START Record excerpts
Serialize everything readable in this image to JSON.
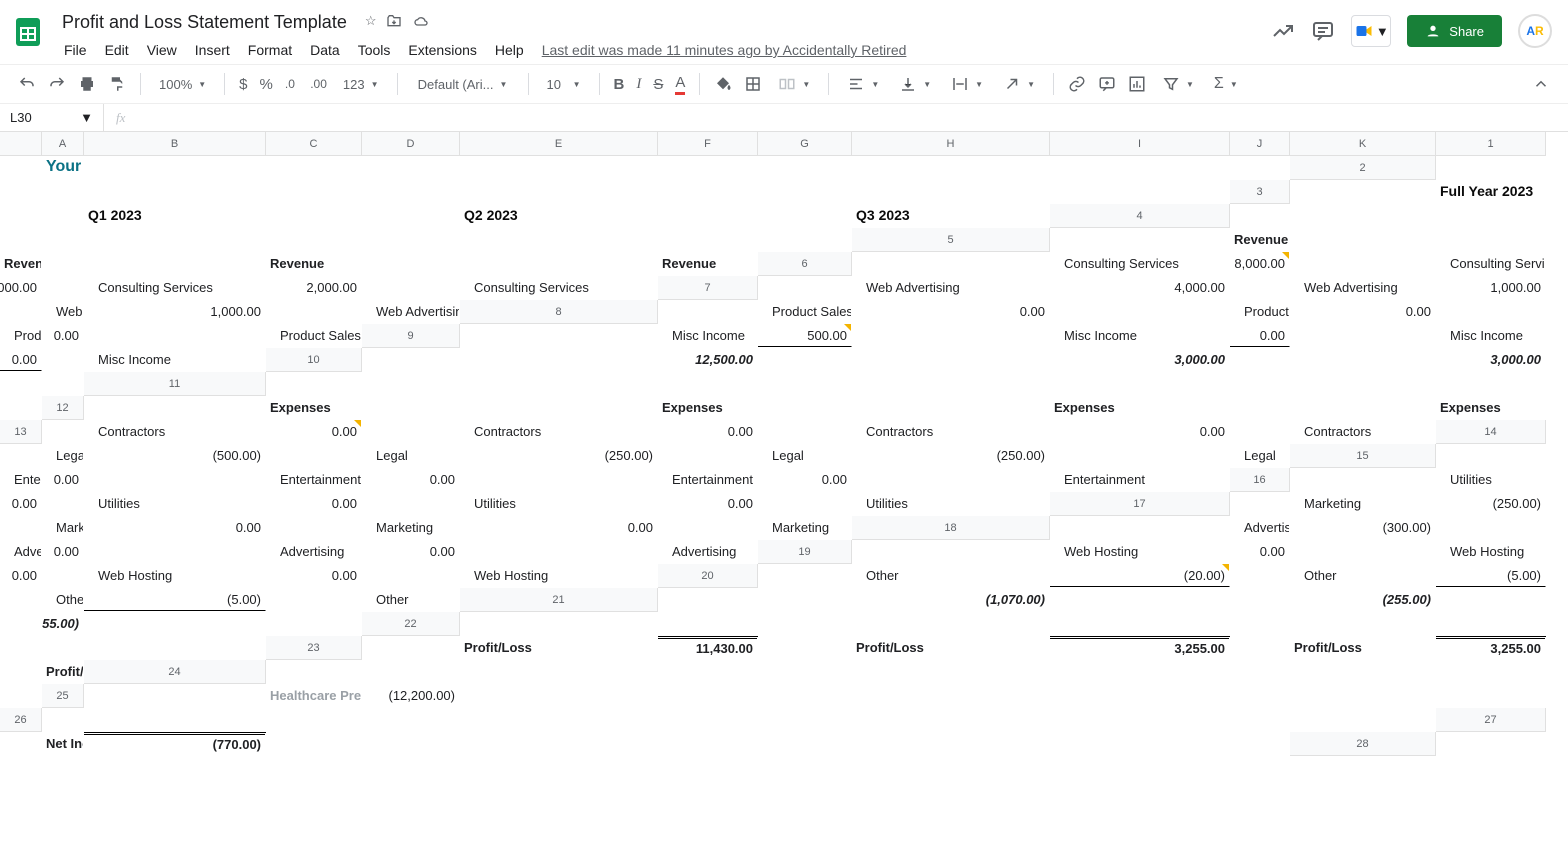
{
  "doc": {
    "title": "Profit and Loss Statement Template",
    "lastEdit": "Last edit was made 11 minutes ago by Accidentally Retired"
  },
  "menus": [
    "File",
    "Edit",
    "View",
    "Insert",
    "Format",
    "Data",
    "Tools",
    "Extensions",
    "Help"
  ],
  "share": "Share",
  "toolbar": {
    "zoom": "100%",
    "font": "Default (Ari...",
    "size": "10",
    "numfmt": "123"
  },
  "namebox": "L30",
  "cols": [
    "A",
    "B",
    "C",
    "D",
    "E",
    "F",
    "G",
    "H",
    "I",
    "J",
    "K"
  ],
  "rows": 28,
  "company": "Your Company, LLC",
  "periods": {
    "full": {
      "title": "Full Year 2023",
      "rev": [
        "8,000.00",
        "4,000.00",
        "0.00",
        "500.00"
      ],
      "revTotal": "12,500.00",
      "exp": [
        "0.00",
        "(500.00)",
        "0.00",
        "0.00",
        "(250.00)",
        "(300.00)",
        "0.00",
        "(20.00)"
      ],
      "expTotal": "(1,070.00)",
      "pl": "11,430.00",
      "hc": "(12,200.00)",
      "ni": "(770.00)"
    },
    "q1": {
      "title": "Q1 2023",
      "rev": [
        "2,000.00",
        "1,000.00",
        "0.00",
        "0.00"
      ],
      "revTotal": "3,000.00",
      "exp": [
        "0.00",
        "(250.00)",
        "0.00",
        "0.00",
        "0.00",
        "0.00",
        "0.00",
        "(5.00)"
      ],
      "expTotal": "(255.00)",
      "pl": "3,255.00"
    },
    "q2": {
      "title": "Q2 2023",
      "rev": [
        "2,000.00",
        "1,000.00",
        "0.00",
        "0.00"
      ],
      "revTotal": "3,000.00",
      "exp": [
        "0.00",
        "(250.00)",
        "0.00",
        "0.00",
        "0.00",
        "0.00",
        "0.00",
        "(5.00)"
      ],
      "expTotal": "(255.00)",
      "pl": "3,255.00"
    },
    "q3": {
      "title": "Q3 2023"
    }
  },
  "labels": {
    "revenue": "Revenue",
    "revItems": [
      "Consulting Services",
      "Web Advertising",
      "Product Sales",
      "Misc Income"
    ],
    "expenses": "Expenses",
    "expItems": [
      "Contractors",
      "Legal",
      "Entertainment",
      "Utilities",
      "Marketing",
      "Advertising",
      "Web Hosting",
      "Other"
    ],
    "pl": "Profit/Loss",
    "hc": "Healthcare Premiums",
    "ni": "Net Income"
  }
}
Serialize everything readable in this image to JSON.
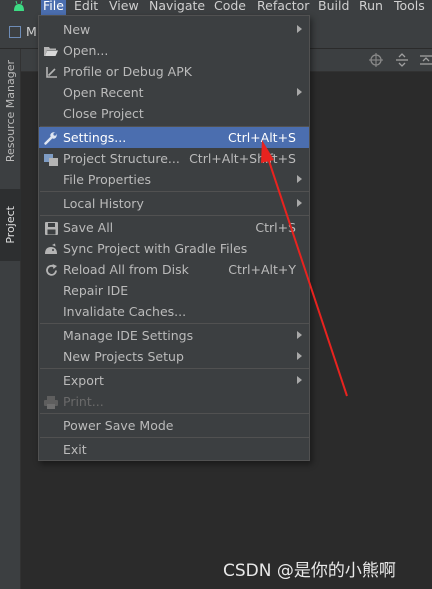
{
  "menubar": {
    "items": [
      {
        "label": "File"
      },
      {
        "label": "Edit"
      },
      {
        "label": "View"
      },
      {
        "label": "Navigate"
      },
      {
        "label": "Code"
      },
      {
        "label": "Refactor"
      },
      {
        "label": "Build"
      },
      {
        "label": "Run"
      },
      {
        "label": "Tools"
      }
    ]
  },
  "toolbar": {
    "project_label": "M"
  },
  "stripe": {
    "resource_manager": "Resource Manager",
    "project": "Project"
  },
  "file_menu": {
    "items": [
      {
        "label": "New",
        "submenu": true
      },
      {
        "label": "Open...",
        "icon": "folder-open-icon"
      },
      {
        "label": "Profile or Debug APK",
        "icon": "profile-apk-icon"
      },
      {
        "label": "Open Recent",
        "submenu": true
      },
      {
        "label": "Close Project"
      },
      {
        "label": "Settings...",
        "shortcut": "Ctrl+Alt+S",
        "icon": "wrench-icon",
        "highlighted": true
      },
      {
        "label": "Project Structure...",
        "shortcut": "Ctrl+Alt+Shift+S",
        "icon": "project-structure-icon"
      },
      {
        "label": "File Properties",
        "submenu": true
      },
      {
        "label": "Local History",
        "submenu": true
      },
      {
        "label": "Save All",
        "shortcut": "Ctrl+S",
        "icon": "save-icon"
      },
      {
        "label": "Sync Project with Gradle Files",
        "icon": "gradle-sync-icon"
      },
      {
        "label": "Reload All from Disk",
        "shortcut": "Ctrl+Alt+Y",
        "icon": "reload-icon"
      },
      {
        "label": "Repair IDE"
      },
      {
        "label": "Invalidate Caches..."
      },
      {
        "label": "Manage IDE Settings",
        "submenu": true
      },
      {
        "label": "New Projects Setup",
        "submenu": true
      },
      {
        "label": "Export",
        "submenu": true
      },
      {
        "label": "Print...",
        "icon": "print-icon",
        "disabled": true
      },
      {
        "label": "Power Save Mode"
      },
      {
        "label": "Exit"
      }
    ]
  },
  "watermark": "CSDN @是你的小熊啊",
  "colors": {
    "accent": "#4b6eaf",
    "annotation": "#e8231f",
    "menu_bg": "#3c3f41",
    "editor_bg": "#2b2b2b"
  }
}
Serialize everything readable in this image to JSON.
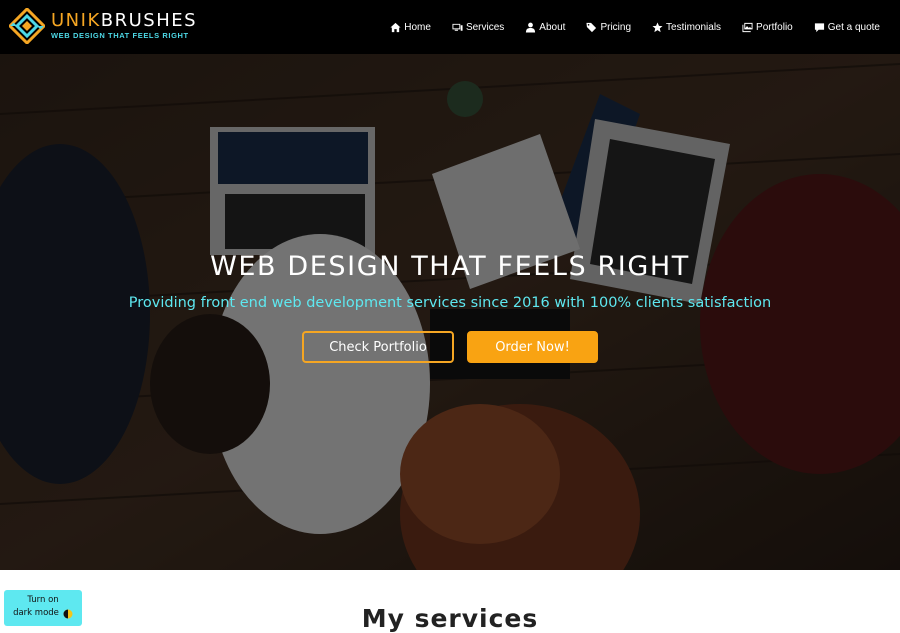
{
  "brand": {
    "name_part1": "UNIK",
    "name_part2": "BRUSHES",
    "tagline": "WEB DESIGN THAT FEELS RIGHT",
    "accent_color": "#f5a623",
    "secondary_color": "#4dd8e6"
  },
  "nav": {
    "items": [
      {
        "label": "Home",
        "icon": "home-icon"
      },
      {
        "label": "Services",
        "icon": "monitor-icon"
      },
      {
        "label": "About",
        "icon": "user-icon"
      },
      {
        "label": "Pricing",
        "icon": "tag-icon"
      },
      {
        "label": "Testimonials",
        "icon": "star-icon"
      },
      {
        "label": "Portfolio",
        "icon": "images-icon"
      },
      {
        "label": "Get a quote",
        "icon": "comment-icon"
      }
    ]
  },
  "hero": {
    "title": "WEB DESIGN THAT FEELS RIGHT",
    "subtitle": "Providing front end web development services since 2016 with 100% clients satisfaction",
    "primary_button": "Check Portfolio",
    "secondary_button": "Order Now!",
    "subtitle_color": "#5ee8f0",
    "button_color": "#f9a312"
  },
  "dark_mode_toggle": {
    "line1": "Turn on",
    "line2": "dark mode",
    "icon": "half-moon-icon"
  },
  "services_section": {
    "title": "My services"
  }
}
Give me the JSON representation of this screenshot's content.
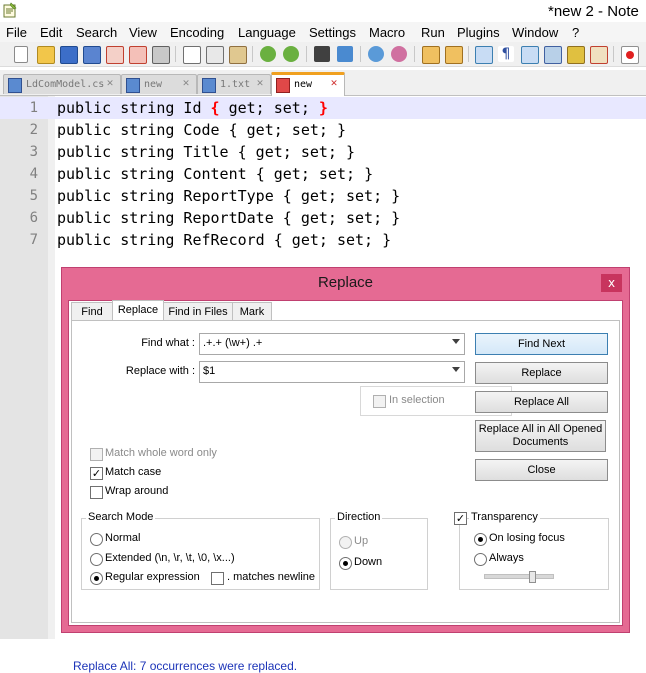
END Record excerpts
#### Exercise:
Output all of the data exactly as it stands, minus any images.

#### Solved problem:
Serialize everything readable in this image to JSON.
{
  "doc": {
    "title": "Profit and Loss Statement Template",
    "lastEdit": "Last edit was made 11 minutes ago by Accidentally Retired"
  },
  "menus": [
    "File",
    "Edit",
    "View",
    "Insert",
    "Format",
    "Data",
    "Tools",
    "Extensions",
    "Help"
  ],
  "share": "Share",
  "toolbar": {
    "zoom": "100%",
    "font": "Default (Ari...",
    "size": "10",
    "numfmt": "123"
  },
  "namebox": "L30",
  "cols": [
    "A",
    "B",
    "C",
    "D",
    "E",
    "F",
    "G",
    "H",
    "I",
    "J",
    "K"
  ],
  "rows": 28,
  "company": "Your Company, LLC",
  "periods": {
    "full": {
      "title": "Full Year 2023",
      "rev": [
        "8,000.00",
        "4,000.00",
        "0.00",
        "500.00"
      ],
      "revTotal": "12,500.00",
      "exp": [
        "0.00",
        "(500.00)",
        "0.00",
        "0.00",
        "(250.00)",
        "(300.00)",
        "0.00",
        "(20.00)"
      ],
      "expTotal": "(1,070.00)",
      "pl": "11,430.00",
      "hc": "(12,200.00)",
      "ni": "(770.00)"
    },
    "q1": {
      "title": "Q1 2023",
      "rev": [
        "2,000.00",
        "1,000.00",
        "0.00",
        "0.00"
      ],
      "revTotal": "3,000.00",
      "exp": [
        "0.00",
        "(250.00)",
        "0.00",
        "0.00",
        "0.00",
        "0.00",
        "0.00",
        "(5.00)"
      ],
      "expTotal": "(255.00)",
      "pl": "3,255.00"
    },
    "q2": {
      "title": "Q2 2023",
      "rev": [
        "2,000.00",
        "1,000.00",
        "0.00",
        "0.00"
      ],
      "revTotal": "3,000.00",
      "exp": [
        "0.00",
        "(250.00)",
        "0.00",
        "0.00",
        "0.00",
        "0.00",
        "0.00",
        "(5.00)"
      ],
      "expTotal": "(255.00)",
      "pl": "3,255.00"
    },
    "q3": {
      "title": "Q3 2023"
    }
  },
  "labels": {
    "revenue": "Revenue",
    "revItems": [
      "Consulting Services",
      "Web Advertising",
      "Product Sales",
      "Misc Income"
    ],
    "expenses": "Expenses",
    "expItems": [
      "Contractors",
      "Legal",
      "Entertainment",
      "Utilities",
      "Marketing",
      "Advertising",
      "Web Hosting",
      "Other"
    ],
    "pl": "Profit/Loss",
    "hc": "Healthcare Premiums",
    "ni": "Net Income"
  }
}
Serialize everything readable in this image to JSON.
{
  "menubar": {
    "items": [
      {
        "label": "File"
      },
      {
        "label": "Edit"
      },
      {
        "label": "View"
      },
      {
        "label": "Navigate"
      },
      {
        "label": "Code"
      },
      {
        "label": "Refactor"
      },
      {
        "label": "Build"
      },
      {
        "label": "Run"
      },
      {
        "label": "Tools"
      }
    ]
  },
  "toolbar": {
    "project_label": "M"
  },
  "stripe": {
    "resource_manager": "Resource Manager",
    "project": "Project"
  },
  "file_menu": {
    "items": [
      {
        "label": "New",
        "submenu": true
      },
      {
        "label": "Open...",
        "icon": "folder-open-icon"
      },
      {
        "label": "Profile or Debug APK",
        "icon": "profile-apk-icon"
      },
      {
        "label": "Open Recent",
        "submenu": true
      },
      {
        "label": "Close Project"
      },
      {
        "label": "Settings...",
        "shortcut": "Ctrl+Alt+S",
        "icon": "wrench-icon",
        "highlighted": true
      },
      {
        "label": "Project Structure...",
        "shortcut": "Ctrl+Alt+Shift+S",
        "icon": "project-structure-icon"
      },
      {
        "label": "File Properties",
        "submenu": true
      },
      {
        "label": "Local History",
        "submenu": true
      },
      {
        "label": "Save All",
        "shortcut": "Ctrl+S",
        "icon": "save-icon"
      },
      {
        "label": "Sync Project with Gradle Files",
        "icon": "gradle-sync-icon"
      },
      {
        "label": "Reload All from Disk",
        "shortcut": "Ctrl+Alt+Y",
        "icon": "reload-icon"
      },
      {
        "label": "Repair IDE"
      },
      {
        "label": "Invalidate Caches..."
      },
      {
        "label": "Manage IDE Settings",
        "submenu": true
      },
      {
        "label": "New Projects Setup",
        "submenu": true
      },
      {
        "label": "Export",
        "submenu": true
      },
      {
        "label": "Print...",
        "icon": "print-icon",
        "disabled": true
      },
      {
        "label": "Power Save Mode"
      },
      {
        "label": "Exit"
      }
    ]
  },
  "watermark": "CSDN @是你的小熊啊",
  "colors": {
    "accent": "#4b6eaf",
    "annotation": "#e8231f",
    "menu_bg": "#3c3f41",
    "editor_bg": "#2b2b2b"
  }
}
Serialize everything readable in this image to JSON.
{
  "brand": {
    "name_part1": "UNIK",
    "name_part2": "BRUSHES",
    "tagline": "WEB DESIGN THAT FEELS RIGHT",
    "accent_color": "#f5a623",
    "secondary_color": "#4dd8e6"
  },
  "nav": {
    "items": [
      {
        "label": "Home",
        "icon": "home-icon"
      },
      {
        "label": "Services",
        "icon": "monitor-icon"
      },
      {
        "label": "About",
        "icon": "user-icon"
      },
      {
        "label": "Pricing",
        "icon": "tag-icon"
      },
      {
        "label": "Testimonials",
        "icon": "star-icon"
      },
      {
        "label": "Portfolio",
        "icon": "images-icon"
      },
      {
        "label": "Get a quote",
        "icon": "comment-icon"
      }
    ]
  },
  "hero": {
    "title": "WEB DESIGN THAT FEELS RIGHT",
    "subtitle": "Providing front end web development services since 2016 with 100% clients satisfaction",
    "primary_button": "Check Portfolio",
    "secondary_button": "Order Now!",
    "subtitle_color": "#5ee8f0",
    "button_color": "#f9a312"
  },
  "dark_mode_toggle": {
    "line1": "Turn on",
    "line2": "dark mode",
    "icon": "half-moon-icon"
  },
  "services_section": {
    "title": "My services"
  }
}
Give me the JSON representation of this screenshot's content.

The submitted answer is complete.